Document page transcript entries
○ ○ ○ ○ ○

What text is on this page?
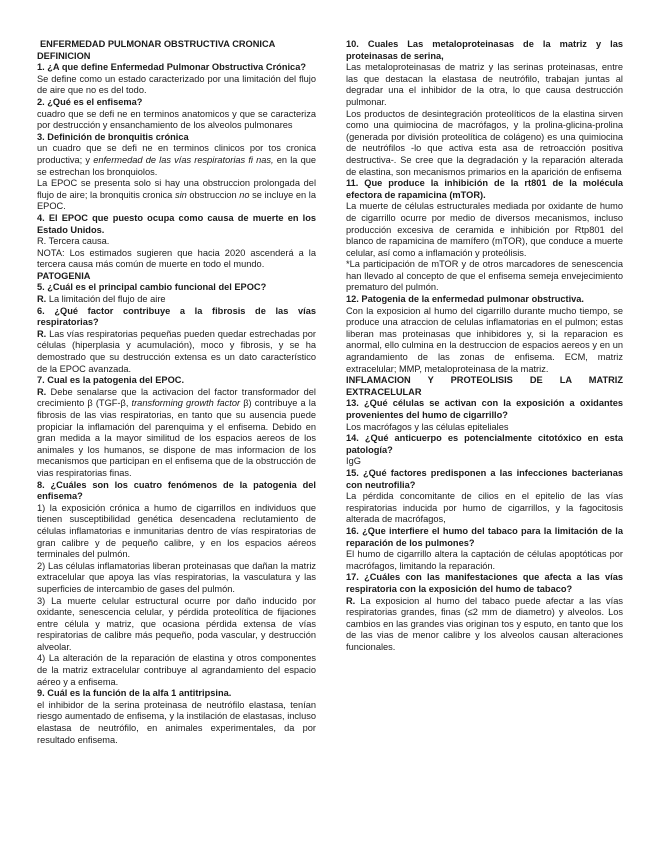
ENFERMEDAD PULMONAR OBSTRUCTIVA CRONICA

DEFINICION

1. ¿A que define Enfermedad Pulmonar Obstructiva Crónica?

Se define como un estado caracterizado por una limitación del flujo de aire que no es del todo.

2. ¿Qué es el enfisema?

cuadro que se defi ne en terminos anatomicos y que se caracteriza por destrucción y ensanchamiento de los alveolos pulmonares

3. Definición de bronquitis crónica

un cuadro que se defi ne en terminos clinicos por tos cronica productiva; y enfermedad de las vías respiratorias fi nas, en la que se estrechan los bronquiolos.

La EPOC se presenta solo si hay una obstruccion prolongada del flujo de aire; la bronquitis cronica sin obstruccion no se incluye en la EPOC.

4. El EPOC que puesto ocupa como causa de muerte en los Estado Unidos.

R. Tercera causa.

NOTA: Los estimados sugieren que hacia 2020 ascenderá a la tercera causa más común de muerte en todo el mundo.

PATOGENIA

5. ¿Cuál es el principal cambio funcional del EPOC?

R. La limitación del flujo de aire

6. ¿Qué factor contribuye a la fibrosis de las vías respiratorias?

R. Las vías respiratorias pequeñas pueden quedar estrechadas por células (hiperplasia y acumulación), moco y fibrosis, y se ha demostrado que su destrucción extensa es un dato característico de la EPOC avanzada.

7. Cual es la patogenia del EPOC.

R. Debe senalarse que la activacion del factor transformador del crecimiento β (TGF-β, transforming growth factor β) contribuye a la fibrosis de las vias respiratorias, en tanto que su ausencia puede propiciar la inflamación del parenquima y el enfisema. Debido en gran medida a la mayor similitud de los espacios aereos de los animales y los humanos, se dispone de mas informacion de los mecanismos que participan en el enfisema que de la obstrucción de vias respiratorias finas.

8. ¿Cuáles son los cuatro fenómenos de la patogenia del enfisema?

1) la exposición crónica a humo de cigarrillos en individuos que tienen susceptibilidad genética desencadena reclutamiento de células inflamatorias e inmunitarias dentro de vías respiratorias de gran calibre y de pequeño calibre, y en los espacios aéreos terminales del pulmón.

2) Las células inflamatorias liberan proteinasas que dañan la matriz extracelular que apoya las vías respiratorias, la vasculatura y las superficies de intercambio de gases del pulmón.

3) La muerte celular estructural ocurre por daño inducido por oxidante, senescencia celular, y pérdida proteolítica de fijaciones entre célula y matriz, que ocasiona pérdida extensa de vías respiratorias de calibre más pequeño, poda vascular, y destrucción alveolar.

4) La alteración de la reparación de elastina y otros componentes de la matriz extracelular contribuye al agrandamiento del espacio aéreo y a enfisema.

9. Cuál es la función de la alfa 1 antitripsina.

el inhibidor de la serina proteinasa de neutrófilo elastasa, tenían riesgo aumentado de enfisema, y la instilación de elastasas, incluso elastasa de neutrófilo, en animales experimentales, da por resultado enfisema.

10. Cuales Las metaloproteinasas de la matriz y las proteinasas de serina,

Las metaloproteinasas de matriz y las serinas proteinasas, entre las que destacan la elastasa de neutrófilo, trabajan juntas al degradar una el inhibidor de la otra, lo que causa destrucción pulmonar.

Los productos de desintegración proteolíticos de la elastina sirven como una quimiocina de macrófagos, y la prolina-glicina-prolina (generada por división proteolítica de colágeno) es una quimiocina de neutrófilos -lo que activa esta asa de retroacción positiva destructiva-. Se cree que la degradación y la reparación alterada de elastina, son mecanismos primarios en la aparición de enfisema

11. Que produce la inhibición de la rt801 de la molécula efectora de rapamicina (mTOR).

La muerte de células estructurales mediada por oxidante de humo de cigarrillo ocurre por medio de diversos mecanismos, incluso producción excesiva de ceramida e inhibición por Rtp801 del blanco de rapamicina de mamífero (mTOR), que conduce a muerte celular, así como a inflamación y proteólisis.

*La participación de mTOR y de otros marcadores de senescencia han llevado al concepto de que el enfisema semeja envejecimiento prematuro del pulmón.

12. Patogenia de la enfermedad pulmonar obstructiva.

Con la exposicion al humo del cigarrillo durante mucho tiempo, se produce una atraccion de celulas inflamatorias en el pulmon; estas liberan mas proteinasas que inhibidores y, si la reparacion es anormal, ello culmina en la destruccion de espacios aereos y en un agrandamiento de las zonas de enfisema. ECM, matriz extracelular; MMP, metaloproteinasa de la matriz.

INFLAMACION Y PROTEOLISIS DE LA MATRIZ EXTRACELULAR

13. ¿Qué células se activan con la exposición a oxidantes provenientes del humo de cigarrillo?

Los macrófagos y las células epiteliales

14. ¿Qué anticuerpo es potencialmente citotóxico en esta patología?

IgG

15. ¿Qué factores predisponen a las infecciones bacterianas con neutrofilia?

La pérdida concomitante de cilios en el epitelio de las vías respiratorias inducida por humo de cigarrillos, y la fagocitosis alterada de macrófagos,

16. ¿Que interfiere el humo del tabaco para la limitación de la reparación de los pulmones?

El humo de cigarrillo altera la captación de células apoptóticas por macrófagos, limitando la reparación.

17. ¿Cuáles con las manifestaciones que afecta a las vías respiratoria con la exposición del humo de tabaco?

R. La exposicion al humo del tabaco puede afectar a las vías respiratorias grandes, finas (≤2 mm de diametro) y alveolos. Los cambios en las grandes vias originan tos y esputo, en tanto que los de las vias de menor calibre y los alveolos causan alteraciones funcionales.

○ ○ ○ ○ ○

Problem requirements: The string "metaloproteinasas" marks the lines to copy; report each of them from the data above.

Solution to this task:
10. Cuales Las metaloproteinasas de la matriz y las proteinasas de serina,
Las metaloproteinasas de matriz y las serinas proteinasas, entre las que destacan la elastasa de neutrófilo, trabajan juntas al degradar una el inhibidor de la otra, lo que causa destrucción pulmonar.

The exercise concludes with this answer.